**THE EXERCISE:**
A faithful transcription of all the data is required.

**SUPPLIED INFORMATION:**
- - -
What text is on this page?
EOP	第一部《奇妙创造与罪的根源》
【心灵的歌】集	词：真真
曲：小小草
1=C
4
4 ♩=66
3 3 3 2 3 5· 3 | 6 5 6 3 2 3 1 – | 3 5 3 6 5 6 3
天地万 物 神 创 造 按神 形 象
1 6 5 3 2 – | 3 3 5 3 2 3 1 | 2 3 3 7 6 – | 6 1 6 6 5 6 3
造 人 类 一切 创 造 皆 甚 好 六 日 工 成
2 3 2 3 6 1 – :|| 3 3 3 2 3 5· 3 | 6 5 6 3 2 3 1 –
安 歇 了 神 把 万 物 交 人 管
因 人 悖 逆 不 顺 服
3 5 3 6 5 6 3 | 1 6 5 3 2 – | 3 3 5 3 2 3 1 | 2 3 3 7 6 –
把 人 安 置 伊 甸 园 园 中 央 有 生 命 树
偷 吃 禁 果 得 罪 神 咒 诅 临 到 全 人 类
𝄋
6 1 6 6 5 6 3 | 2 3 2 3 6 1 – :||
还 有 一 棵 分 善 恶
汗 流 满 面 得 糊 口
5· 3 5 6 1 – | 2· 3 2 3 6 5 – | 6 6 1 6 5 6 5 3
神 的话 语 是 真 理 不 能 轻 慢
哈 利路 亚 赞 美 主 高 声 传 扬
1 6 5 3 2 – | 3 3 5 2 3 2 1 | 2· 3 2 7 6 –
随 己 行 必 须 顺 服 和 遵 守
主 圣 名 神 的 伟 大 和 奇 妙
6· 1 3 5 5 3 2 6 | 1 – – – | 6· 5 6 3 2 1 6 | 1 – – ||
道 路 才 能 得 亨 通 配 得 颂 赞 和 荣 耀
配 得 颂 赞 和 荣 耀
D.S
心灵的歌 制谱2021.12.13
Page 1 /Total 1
- - -
**SOLVED EXERCISE:**
What text is on this page?
EOP	第一部《奇妙创造与罪的根源》
【心灵的歌】集	词：真真
曲：小小草
1=C
4
4 ♩=66
3 3 3 2 3 5· 3 | 6 5 6 3 2 3 1 – | 3 5 3 6 5 6 3
天地万 物 神 创 造 按神 形 象
1 6 5 3 2 – | 3 3 5 3 2 3 1 | 2 3 3 7 6 – | 6 1 6 6 5 6 3
造 人 类 一切 创 造 皆 甚 好 六 日 工 成
2 3 2 3 6 1 – :|| 3 3 3 2 3 5· 3 | 6 5 6 3 2 3 1 –
安 歇 了 神 把 万 物 交 人 管
因 人 悖 逆 不 顺 服
3 5 3 6 5 6 3 | 1 6 5 3 2 – | 3 3 5 3 2 3 1 | 2 3 3 7 6 –
把 人 安 置 伊 甸 园 园 中 央 有 生 命 树
偷 吃 禁 果 得 罪 神 咒 诅 临 到 全 人 类
𝄋
6 1 6 6 5 6 3 | 2 3 2 3 6 1 – :||
还 有 一 棵 分 善 恶
汗 流 满 面 得 糊 口
5· 3 5 6 1 – | 2· 3 2 3 6 5 – | 6 6 1 6 5 6 5 3
神 的话 语 是 真 理 不 能 轻 慢
哈 利路 亚 赞 美 主 高 声 传 扬
1 6 5 3 2 – | 3 3 5 2 3 2 1 | 2· 3 2 7 6 –
随 己 行 必 须 顺 服 和 遵 守
主 圣 名 神 的 伟 大 和 奇 妙
6· 1 3 5 5 3 2 6 | 1 – – – | 6· 5 6 3 2 1 6 | 1 – – ||
道 路 才 能 得 亨 通 配 得 颂 赞 和 荣 耀
配 得 颂 赞 和 荣 耀
D.S
心灵的歌 制谱2021.12.13
Page 1 /Total 1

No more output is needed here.